▸ **EXERCISE MATERIALS**:
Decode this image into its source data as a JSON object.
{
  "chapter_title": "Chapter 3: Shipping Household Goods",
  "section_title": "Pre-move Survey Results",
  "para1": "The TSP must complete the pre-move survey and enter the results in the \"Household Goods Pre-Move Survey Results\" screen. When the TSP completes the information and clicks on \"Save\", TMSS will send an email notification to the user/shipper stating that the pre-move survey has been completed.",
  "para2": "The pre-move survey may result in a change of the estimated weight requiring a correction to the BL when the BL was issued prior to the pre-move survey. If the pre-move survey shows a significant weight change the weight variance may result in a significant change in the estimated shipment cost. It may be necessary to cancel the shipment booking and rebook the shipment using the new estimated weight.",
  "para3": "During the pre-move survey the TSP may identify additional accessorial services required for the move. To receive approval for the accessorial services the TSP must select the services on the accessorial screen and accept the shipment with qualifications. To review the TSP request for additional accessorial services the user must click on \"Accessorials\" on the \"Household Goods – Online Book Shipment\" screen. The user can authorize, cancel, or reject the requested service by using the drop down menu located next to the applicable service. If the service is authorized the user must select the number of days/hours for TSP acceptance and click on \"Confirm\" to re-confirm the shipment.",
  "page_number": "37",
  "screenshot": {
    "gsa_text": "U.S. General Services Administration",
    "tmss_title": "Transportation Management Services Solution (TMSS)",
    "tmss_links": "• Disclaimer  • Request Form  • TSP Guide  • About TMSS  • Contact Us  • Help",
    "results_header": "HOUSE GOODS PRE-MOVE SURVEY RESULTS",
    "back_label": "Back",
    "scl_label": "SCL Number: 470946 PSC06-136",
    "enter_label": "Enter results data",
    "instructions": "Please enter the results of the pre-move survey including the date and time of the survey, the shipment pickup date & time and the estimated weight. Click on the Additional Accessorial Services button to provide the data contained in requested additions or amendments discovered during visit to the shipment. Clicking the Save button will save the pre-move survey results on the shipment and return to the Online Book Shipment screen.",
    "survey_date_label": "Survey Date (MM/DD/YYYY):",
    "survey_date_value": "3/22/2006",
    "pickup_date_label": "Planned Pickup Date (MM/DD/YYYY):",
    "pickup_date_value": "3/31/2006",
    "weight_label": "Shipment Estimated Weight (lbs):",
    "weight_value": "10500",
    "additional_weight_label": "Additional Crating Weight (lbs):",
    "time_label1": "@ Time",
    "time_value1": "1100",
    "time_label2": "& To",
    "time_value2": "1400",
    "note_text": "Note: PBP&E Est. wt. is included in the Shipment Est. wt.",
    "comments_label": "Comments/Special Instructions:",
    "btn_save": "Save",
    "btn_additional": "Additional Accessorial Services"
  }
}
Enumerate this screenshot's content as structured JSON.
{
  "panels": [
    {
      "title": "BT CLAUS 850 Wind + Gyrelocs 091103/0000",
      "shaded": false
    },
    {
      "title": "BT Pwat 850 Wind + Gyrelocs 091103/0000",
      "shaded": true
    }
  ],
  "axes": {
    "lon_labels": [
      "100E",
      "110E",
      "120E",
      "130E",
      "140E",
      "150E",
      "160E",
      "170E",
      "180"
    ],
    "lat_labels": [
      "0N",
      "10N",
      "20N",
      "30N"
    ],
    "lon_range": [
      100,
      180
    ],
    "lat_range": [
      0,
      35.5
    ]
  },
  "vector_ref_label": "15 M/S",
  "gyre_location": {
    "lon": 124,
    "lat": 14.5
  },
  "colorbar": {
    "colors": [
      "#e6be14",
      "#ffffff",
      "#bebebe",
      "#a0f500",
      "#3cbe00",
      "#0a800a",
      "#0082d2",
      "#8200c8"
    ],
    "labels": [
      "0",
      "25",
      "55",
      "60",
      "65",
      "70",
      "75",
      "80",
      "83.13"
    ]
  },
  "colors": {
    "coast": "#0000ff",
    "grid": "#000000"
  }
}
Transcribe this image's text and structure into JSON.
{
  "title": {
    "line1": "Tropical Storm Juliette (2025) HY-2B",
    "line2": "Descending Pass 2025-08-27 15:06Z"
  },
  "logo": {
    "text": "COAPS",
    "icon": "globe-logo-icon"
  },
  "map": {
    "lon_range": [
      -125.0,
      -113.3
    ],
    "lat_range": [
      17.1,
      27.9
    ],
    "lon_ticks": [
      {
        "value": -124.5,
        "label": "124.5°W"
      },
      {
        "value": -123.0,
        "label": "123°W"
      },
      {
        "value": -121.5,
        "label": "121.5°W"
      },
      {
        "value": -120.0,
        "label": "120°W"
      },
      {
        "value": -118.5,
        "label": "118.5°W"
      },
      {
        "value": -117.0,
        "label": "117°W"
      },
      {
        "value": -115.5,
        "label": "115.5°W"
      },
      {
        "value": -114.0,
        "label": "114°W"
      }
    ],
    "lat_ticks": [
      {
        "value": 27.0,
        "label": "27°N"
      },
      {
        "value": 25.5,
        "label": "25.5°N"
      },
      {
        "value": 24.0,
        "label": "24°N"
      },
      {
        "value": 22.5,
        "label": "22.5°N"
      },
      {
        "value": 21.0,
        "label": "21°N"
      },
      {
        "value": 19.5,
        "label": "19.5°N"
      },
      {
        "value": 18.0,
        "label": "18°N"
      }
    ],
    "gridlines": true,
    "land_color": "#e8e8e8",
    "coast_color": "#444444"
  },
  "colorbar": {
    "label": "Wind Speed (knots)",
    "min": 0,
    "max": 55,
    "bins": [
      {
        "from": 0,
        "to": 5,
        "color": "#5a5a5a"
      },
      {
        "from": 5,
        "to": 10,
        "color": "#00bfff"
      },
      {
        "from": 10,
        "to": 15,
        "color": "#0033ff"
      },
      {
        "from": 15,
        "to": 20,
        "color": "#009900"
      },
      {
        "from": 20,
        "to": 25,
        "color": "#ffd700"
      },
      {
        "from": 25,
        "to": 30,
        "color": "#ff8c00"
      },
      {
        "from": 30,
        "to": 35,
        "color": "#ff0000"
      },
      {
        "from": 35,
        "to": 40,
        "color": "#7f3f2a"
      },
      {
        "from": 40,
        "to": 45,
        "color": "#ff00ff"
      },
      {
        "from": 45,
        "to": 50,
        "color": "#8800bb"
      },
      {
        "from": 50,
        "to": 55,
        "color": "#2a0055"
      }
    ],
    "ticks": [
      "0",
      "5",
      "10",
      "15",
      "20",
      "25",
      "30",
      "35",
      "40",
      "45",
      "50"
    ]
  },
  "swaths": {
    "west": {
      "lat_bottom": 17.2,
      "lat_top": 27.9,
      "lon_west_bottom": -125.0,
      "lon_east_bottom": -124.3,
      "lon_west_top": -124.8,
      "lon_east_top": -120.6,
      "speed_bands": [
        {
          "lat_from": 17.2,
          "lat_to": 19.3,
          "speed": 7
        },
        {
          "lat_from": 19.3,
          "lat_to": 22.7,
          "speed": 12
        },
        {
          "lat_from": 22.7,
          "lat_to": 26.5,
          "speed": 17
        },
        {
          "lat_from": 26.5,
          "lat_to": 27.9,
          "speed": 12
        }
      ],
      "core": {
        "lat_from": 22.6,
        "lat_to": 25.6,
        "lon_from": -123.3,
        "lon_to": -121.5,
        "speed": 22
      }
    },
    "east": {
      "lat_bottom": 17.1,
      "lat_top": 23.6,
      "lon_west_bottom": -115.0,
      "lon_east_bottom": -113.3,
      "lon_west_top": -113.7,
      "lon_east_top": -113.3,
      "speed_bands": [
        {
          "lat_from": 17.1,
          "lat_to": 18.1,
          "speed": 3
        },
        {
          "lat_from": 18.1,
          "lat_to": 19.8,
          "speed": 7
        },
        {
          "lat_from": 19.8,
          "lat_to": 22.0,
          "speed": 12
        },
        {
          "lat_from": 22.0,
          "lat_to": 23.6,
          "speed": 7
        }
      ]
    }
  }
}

▸ **GOAL OF THE EXERCISE**: All of the data above should be transcribed exactly.

▸ **RESULT OF THE EXERCISE**:
Decode this image into its source data as a JSON object.
{
  "chapter_title": "Chapter 3: Shipping Household Goods",
  "section_title": "Pre-move Survey Results",
  "para1": "The TSP must complete the pre-move survey and enter the results in the \"Household Goods Pre-Move Survey Results\" screen. When the TSP completes the information and clicks on \"Save\", TMSS will send an email notification to the user/shipper stating that the pre-move survey has been completed.",
  "para2": "The pre-move survey may result in a change of the estimated weight requiring a correction to the BL when the BL was issued prior to the pre-move survey. If the pre-move survey shows a significant weight change the weight variance may result in a significant change in the estimated shipment cost. It may be necessary to cancel the shipment booking and rebook the shipment using the new estimated weight.",
  "para3": "During the pre-move survey the TSP may identify additional accessorial services required for the move. To receive approval for the accessorial services the TSP must select the services on the accessorial screen and accept the shipment with qualifications. To review the TSP request for additional accessorial services the user must click on \"Accessorials\" on the \"Household Goods – Online Book Shipment\" screen. The user can authorize, cancel, or reject the requested service by using the drop down menu located next to the applicable service. If the service is authorized the user must select the number of days/hours for TSP acceptance and click on \"Confirm\" to re-confirm the shipment.",
  "page_number": "37",
  "screenshot": {
    "gsa_text": "U.S. General Services Administration",
    "tmss_title": "Transportation Management Services Solution (TMSS)",
    "tmss_links": "• Disclaimer  • Request Form  • TSP Guide  • About TMSS  • Contact Us  • Help",
    "results_header": "HOUSE GOODS PRE-MOVE SURVEY RESULTS",
    "back_label": "Back",
    "scl_label": "SCL Number: 470946 PSC06-136",
    "enter_label": "Enter results data",
    "instructions": "Please enter the results of the pre-move survey including the date and time of the survey, the shipment pickup date & time and the estimated weight. Click on the Additional Accessorial Services button to provide the data contained in requested additions or amendments discovered during visit to the shipment. Clicking the Save button will save the pre-move survey results on the shipment and return to the Online Book Shipment screen.",
    "survey_date_label": "Survey Date (MM/DD/YYYY):",
    "survey_date_value": "3/22/2006",
    "pickup_date_label": "Planned Pickup Date (MM/DD/YYYY):",
    "pickup_date_value": "3/31/2006",
    "weight_label": "Shipment Estimated Weight (lbs):",
    "weight_value": "10500",
    "additional_weight_label": "Additional Crating Weight (lbs):",
    "time_label1": "@ Time",
    "time_value1": "1100",
    "time_label2": "& To",
    "time_value2": "1400",
    "note_text": "Note: PBP&E Est. wt. is included in the Shipment Est. wt.",
    "comments_label": "Comments/Special Instructions:",
    "btn_save": "Save",
    "btn_additional": "Additional Accessorial Services"
  }
}
Enumerate this screenshot's content as structured JSON.
{
  "panels": [
    {
      "title": "BT CLAUS 850 Wind + Gyrelocs 091103/0000",
      "shaded": false
    },
    {
      "title": "BT Pwat 850 Wind + Gyrelocs 091103/0000",
      "shaded": true
    }
  ],
  "axes": {
    "lon_labels": [
      "100E",
      "110E",
      "120E",
      "130E",
      "140E",
      "150E",
      "160E",
      "170E",
      "180"
    ],
    "lat_labels": [
      "0N",
      "10N",
      "20N",
      "30N"
    ],
    "lon_range": [
      100,
      180
    ],
    "lat_range": [
      0,
      35.5
    ]
  },
  "vector_ref_label": "15 M/S",
  "gyre_location": {
    "lon": 124,
    "lat": 14.5
  },
  "colorbar": {
    "colors": [
      "#e6be14",
      "#ffffff",
      "#bebebe",
      "#a0f500",
      "#3cbe00",
      "#0a800a",
      "#0082d2",
      "#8200c8"
    ],
    "labels": [
      "0",
      "25",
      "55",
      "60",
      "65",
      "70",
      "75",
      "80",
      "83.13"
    ]
  },
  "colors": {
    "coast": "#0000ff",
    "grid": "#000000"
  }
}
Transcribe this image's text and structure into JSON.
{
  "title": {
    "line1": "Tropical Storm Juliette (2025) HY-2B",
    "line2": "Descending Pass 2025-08-27 15:06Z"
  },
  "logo": {
    "text": "COAPS",
    "icon": "globe-logo-icon"
  },
  "map": {
    "lon_range": [
      -125.0,
      -113.3
    ],
    "lat_range": [
      17.1,
      27.9
    ],
    "lon_ticks": [
      {
        "value": -124.5,
        "label": "124.5°W"
      },
      {
        "value": -123.0,
        "label": "123°W"
      },
      {
        "value": -121.5,
        "label": "121.5°W"
      },
      {
        "value": -120.0,
        "label": "120°W"
      },
      {
        "value": -118.5,
        "label": "118.5°W"
      },
      {
        "value": -117.0,
        "label": "117°W"
      },
      {
        "value": -115.5,
        "label": "115.5°W"
      },
      {
        "value": -114.0,
        "label": "114°W"
      }
    ],
    "lat_ticks": [
      {
        "value": 27.0,
        "label": "27°N"
      },
      {
        "value": 25.5,
        "label": "25.5°N"
      },
      {
        "value": 24.0,
        "label": "24°N"
      },
      {
        "value": 22.5,
        "label": "22.5°N"
      },
      {
        "value": 21.0,
        "label": "21°N"
      },
      {
        "value": 19.5,
        "label": "19.5°N"
      },
      {
        "value": 18.0,
        "label": "18°N"
      }
    ],
    "gridlines": true,
    "land_color": "#e8e8e8",
    "coast_color": "#444444"
  },
  "colorbar": {
    "label": "Wind Speed (knots)",
    "min": 0,
    "max": 55,
    "bins": [
      {
        "from": 0,
        "to": 5,
        "color": "#5a5a5a"
      },
      {
        "from": 5,
        "to": 10,
        "color": "#00bfff"
      },
      {
        "from": 10,
        "to": 15,
        "color": "#0033ff"
      },
      {
        "from": 15,
        "to": 20,
        "color": "#009900"
      },
      {
        "from": 20,
        "to": 25,
        "color": "#ffd700"
      },
      {
        "from": 25,
        "to": 30,
        "color": "#ff8c00"
      },
      {
        "from": 30,
        "to": 35,
        "color": "#ff0000"
      },
      {
        "from": 35,
        "to": 40,
        "color": "#7f3f2a"
      },
      {
        "from": 40,
        "to": 45,
        "color": "#ff00ff"
      },
      {
        "from": 45,
        "to": 50,
        "color": "#8800bb"
      },
      {
        "from": 50,
        "to": 55,
        "color": "#2a0055"
      }
    ],
    "ticks": [
      "0",
      "5",
      "10",
      "15",
      "20",
      "25",
      "30",
      "35",
      "40",
      "45",
      "50"
    ]
  },
  "swaths": {
    "west": {
      "lat_bottom": 17.2,
      "lat_top": 27.9,
      "lon_west_bottom": -125.0,
      "lon_east_bottom": -124.3,
      "lon_west_top": -124.8,
      "lon_east_top": -120.6,
      "speed_bands": [
        {
          "lat_from": 17.2,
          "lat_to": 19.3,
          "speed": 7
        },
        {
          "lat_from": 19.3,
          "lat_to": 22.7,
          "speed": 12
        },
        {
          "lat_from": 22.7,
          "lat_to": 26.5,
          "speed": 17
        },
        {
          "lat_from": 26.5,
          "lat_to": 27.9,
          "speed": 12
        }
      ],
      "core": {
        "lat_from": 22.6,
        "lat_to": 25.6,
        "lon_from": -123.3,
        "lon_to": -121.5,
        "speed": 22
      }
    },
    "east": {
      "lat_bottom": 17.1,
      "lat_top": 23.6,
      "lon_west_bottom": -115.0,
      "lon_east_bottom": -113.3,
      "lon_west_top": -113.7,
      "lon_east_top": -113.3,
      "speed_bands": [
        {
          "lat_from": 17.1,
          "lat_to": 18.1,
          "speed": 3
        },
        {
          "lat_from": 18.1,
          "lat_to": 19.8,
          "speed": 7
        },
        {
          "lat_from": 19.8,
          "lat_to": 22.0,
          "speed": 12
        },
        {
          "lat_from": 22.0,
          "lat_to": 23.6,
          "speed": 7
        }
      ]
    }
  }
}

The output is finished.